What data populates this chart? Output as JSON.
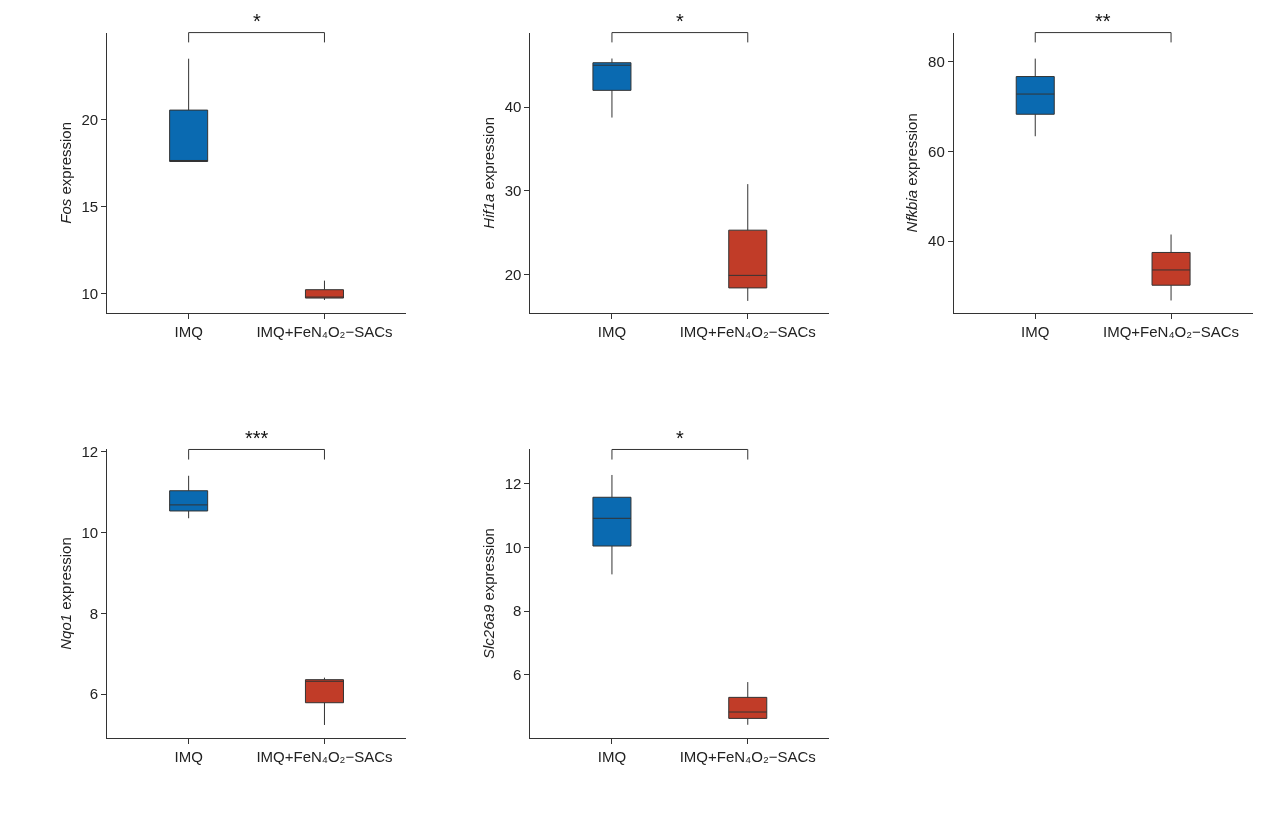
{
  "chart_data": [
    {
      "type": "box",
      "categories": [
        "IMQ",
        "IMQ+FeN₄O₂−SACs"
      ],
      "colors": [
        "#0a6ab1",
        "#c13c28"
      ],
      "ylabel": "Fos expression",
      "ylim": [
        8.9,
        25
      ],
      "yticks": [
        10,
        15,
        20
      ],
      "annotations": [
        "*"
      ],
      "boxes": [
        {
          "low": 17.6,
          "q1": 17.6,
          "median": 17.6,
          "q3": 20.55,
          "high": 23.5
        },
        {
          "low": 9.65,
          "q1": 9.76,
          "median": 9.76,
          "q3": 10.24,
          "high": 10.76
        }
      ]
    },
    {
      "type": "box",
      "categories": [
        "IMQ",
        "IMQ+FeN₄O₂−SACs"
      ],
      "colors": [
        "#0a6ab1",
        "#c13c28"
      ],
      "ylabel": "Hif1a expression",
      "ylim": [
        15.4,
        48.9
      ],
      "yticks": [
        20,
        30,
        40
      ],
      "annotations": [
        "*"
      ],
      "boxes": [
        {
          "low": 38.75,
          "q1": 42.0,
          "median": 45.0,
          "q3": 45.3,
          "high": 45.8
        },
        {
          "low": 16.85,
          "q1": 18.4,
          "median": 19.9,
          "q3": 25.3,
          "high": 30.8
        }
      ]
    },
    {
      "type": "box",
      "categories": [
        "IMQ",
        "IMQ+FeN₄O₂−SACs"
      ],
      "colors": [
        "#0a6ab1",
        "#c13c28"
      ],
      "ylabel": "Nfkbia expression",
      "ylim": [
        24,
        86.5
      ],
      "yticks": [
        40,
        60,
        80
      ],
      "annotations": [
        "**"
      ],
      "boxes": [
        {
          "low": 63.4,
          "q1": 68.3,
          "median": 72.8,
          "q3": 76.7,
          "high": 80.7
        },
        {
          "low": 26.8,
          "q1": 30.2,
          "median": 33.6,
          "q3": 37.5,
          "high": 41.5
        }
      ]
    },
    {
      "type": "box",
      "categories": [
        "IMQ",
        "IMQ+FeN₄O₂−SACs"
      ],
      "colors": [
        "#0a6ab1",
        "#c13c28"
      ],
      "ylabel": "Nqo1 expression",
      "ylim": [
        4.93,
        12.05
      ],
      "yticks": [
        6,
        8,
        10,
        12
      ],
      "annotations": [
        "***"
      ],
      "boxes": [
        {
          "low": 10.35,
          "q1": 10.53,
          "median": 10.68,
          "q3": 11.03,
          "high": 11.4
        },
        {
          "low": 5.24,
          "q1": 5.79,
          "median": 6.32,
          "q3": 6.36,
          "high": 6.41
        }
      ]
    },
    {
      "type": "box",
      "categories": [
        "IMQ",
        "IMQ+FeN₄O₂−SACs"
      ],
      "colors": [
        "#0a6ab1",
        "#c13c28"
      ],
      "ylabel": "Slc26a9 expression",
      "ylim": [
        4.03,
        13.07
      ],
      "yticks": [
        6,
        8,
        10,
        12
      ],
      "annotations": [
        "*"
      ],
      "boxes": [
        {
          "low": 9.15,
          "q1": 10.04,
          "median": 10.91,
          "q3": 11.57,
          "high": 12.27
        },
        {
          "low": 4.43,
          "q1": 4.63,
          "median": 4.83,
          "q3": 5.29,
          "high": 5.77
        }
      ]
    }
  ]
}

........

**EXERCISE AIM**
Each line of the data should be quoted exactly, with pictures left out.

**EXERCISE OUTPUT**
What data populates this chart? Output as JSON.
{
  "chart_data": [
    {
      "type": "box",
      "categories": [
        "IMQ",
        "IMQ+FeN₄O₂−SACs"
      ],
      "colors": [
        "#0a6ab1",
        "#c13c28"
      ],
      "ylabel": "Fos expression",
      "ylim": [
        8.9,
        25
      ],
      "yticks": [
        10,
        15,
        20
      ],
      "annotations": [
        "*"
      ],
      "boxes": [
        {
          "low": 17.6,
          "q1": 17.6,
          "median": 17.6,
          "q3": 20.55,
          "high": 23.5
        },
        {
          "low": 9.65,
          "q1": 9.76,
          "median": 9.76,
          "q3": 10.24,
          "high": 10.76
        }
      ]
    },
    {
      "type": "box",
      "categories": [
        "IMQ",
        "IMQ+FeN₄O₂−SACs"
      ],
      "colors": [
        "#0a6ab1",
        "#c13c28"
      ],
      "ylabel": "Hif1a expression",
      "ylim": [
        15.4,
        48.9
      ],
      "yticks": [
        20,
        30,
        40
      ],
      "annotations": [
        "*"
      ],
      "boxes": [
        {
          "low": 38.75,
          "q1": 42.0,
          "median": 45.0,
          "q3": 45.3,
          "high": 45.8
        },
        {
          "low": 16.85,
          "q1": 18.4,
          "median": 19.9,
          "q3": 25.3,
          "high": 30.8
        }
      ]
    },
    {
      "type": "box",
      "categories": [
        "IMQ",
        "IMQ+FeN₄O₂−SACs"
      ],
      "colors": [
        "#0a6ab1",
        "#c13c28"
      ],
      "ylabel": "Nfkbia expression",
      "ylim": [
        24,
        86.5
      ],
      "yticks": [
        40,
        60,
        80
      ],
      "annotations": [
        "**"
      ],
      "boxes": [
        {
          "low": 63.4,
          "q1": 68.3,
          "median": 72.8,
          "q3": 76.7,
          "high": 80.7
        },
        {
          "low": 26.8,
          "q1": 30.2,
          "median": 33.6,
          "q3": 37.5,
          "high": 41.5
        }
      ]
    },
    {
      "type": "box",
      "categories": [
        "IMQ",
        "IMQ+FeN₄O₂−SACs"
      ],
      "colors": [
        "#0a6ab1",
        "#c13c28"
      ],
      "ylabel": "Nqo1 expression",
      "ylim": [
        4.93,
        12.05
      ],
      "yticks": [
        6,
        8,
        10,
        12
      ],
      "annotations": [
        "***"
      ],
      "boxes": [
        {
          "low": 10.35,
          "q1": 10.53,
          "median": 10.68,
          "q3": 11.03,
          "high": 11.4
        },
        {
          "low": 5.24,
          "q1": 5.79,
          "median": 6.32,
          "q3": 6.36,
          "high": 6.41
        }
      ]
    },
    {
      "type": "box",
      "categories": [
        "IMQ",
        "IMQ+FeN₄O₂−SACs"
      ],
      "colors": [
        "#0a6ab1",
        "#c13c28"
      ],
      "ylabel": "Slc26a9 expression",
      "ylim": [
        4.03,
        13.07
      ],
      "yticks": [
        6,
        8,
        10,
        12
      ],
      "annotations": [
        "*"
      ],
      "boxes": [
        {
          "low": 9.15,
          "q1": 10.04,
          "median": 10.91,
          "q3": 11.57,
          "high": 12.27
        },
        {
          "low": 4.43,
          "q1": 4.63,
          "median": 4.83,
          "q3": 5.29,
          "high": 5.77
        }
      ]
    }
  ]
}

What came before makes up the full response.